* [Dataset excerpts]
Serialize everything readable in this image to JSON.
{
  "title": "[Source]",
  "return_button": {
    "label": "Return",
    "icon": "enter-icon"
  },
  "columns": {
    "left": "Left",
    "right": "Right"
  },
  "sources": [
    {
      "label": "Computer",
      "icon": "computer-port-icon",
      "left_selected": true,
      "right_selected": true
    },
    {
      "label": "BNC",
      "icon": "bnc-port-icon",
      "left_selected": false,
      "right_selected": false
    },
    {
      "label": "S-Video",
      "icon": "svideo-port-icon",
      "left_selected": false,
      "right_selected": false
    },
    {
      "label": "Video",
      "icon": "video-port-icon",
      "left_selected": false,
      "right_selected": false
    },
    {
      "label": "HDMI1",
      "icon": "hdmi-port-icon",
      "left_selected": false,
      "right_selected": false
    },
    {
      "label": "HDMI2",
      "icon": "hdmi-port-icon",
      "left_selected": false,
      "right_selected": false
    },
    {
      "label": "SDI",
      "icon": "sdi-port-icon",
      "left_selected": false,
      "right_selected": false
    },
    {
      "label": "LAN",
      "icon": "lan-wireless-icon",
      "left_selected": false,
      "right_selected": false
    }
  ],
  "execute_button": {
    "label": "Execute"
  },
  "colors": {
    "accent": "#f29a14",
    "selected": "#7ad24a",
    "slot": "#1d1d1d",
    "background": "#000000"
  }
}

* [Exercise aim]
Output the entries verbatim.

* [Final answer]
Serialize everything readable in this image to JSON.
{
  "title": "[Source]",
  "return_button": {
    "label": "Return",
    "icon": "enter-icon"
  },
  "columns": {
    "left": "Left",
    "right": "Right"
  },
  "sources": [
    {
      "label": "Computer",
      "icon": "computer-port-icon",
      "left_selected": true,
      "right_selected": true
    },
    {
      "label": "BNC",
      "icon": "bnc-port-icon",
      "left_selected": false,
      "right_selected": false
    },
    {
      "label": "S-Video",
      "icon": "svideo-port-icon",
      "left_selected": false,
      "right_selected": false
    },
    {
      "label": "Video",
      "icon": "video-port-icon",
      "left_selected": false,
      "right_selected": false
    },
    {
      "label": "HDMI1",
      "icon": "hdmi-port-icon",
      "left_selected": false,
      "right_selected": false
    },
    {
      "label": "HDMI2",
      "icon": "hdmi-port-icon",
      "left_selected": false,
      "right_selected": false
    },
    {
      "label": "SDI",
      "icon": "sdi-port-icon",
      "left_selected": false,
      "right_selected": false
    },
    {
      "label": "LAN",
      "icon": "lan-wireless-icon",
      "left_selected": false,
      "right_selected": false
    }
  ],
  "execute_button": {
    "label": "Execute"
  },
  "colors": {
    "accent": "#f29a14",
    "selected": "#7ad24a",
    "slot": "#1d1d1d",
    "background": "#000000"
  }
}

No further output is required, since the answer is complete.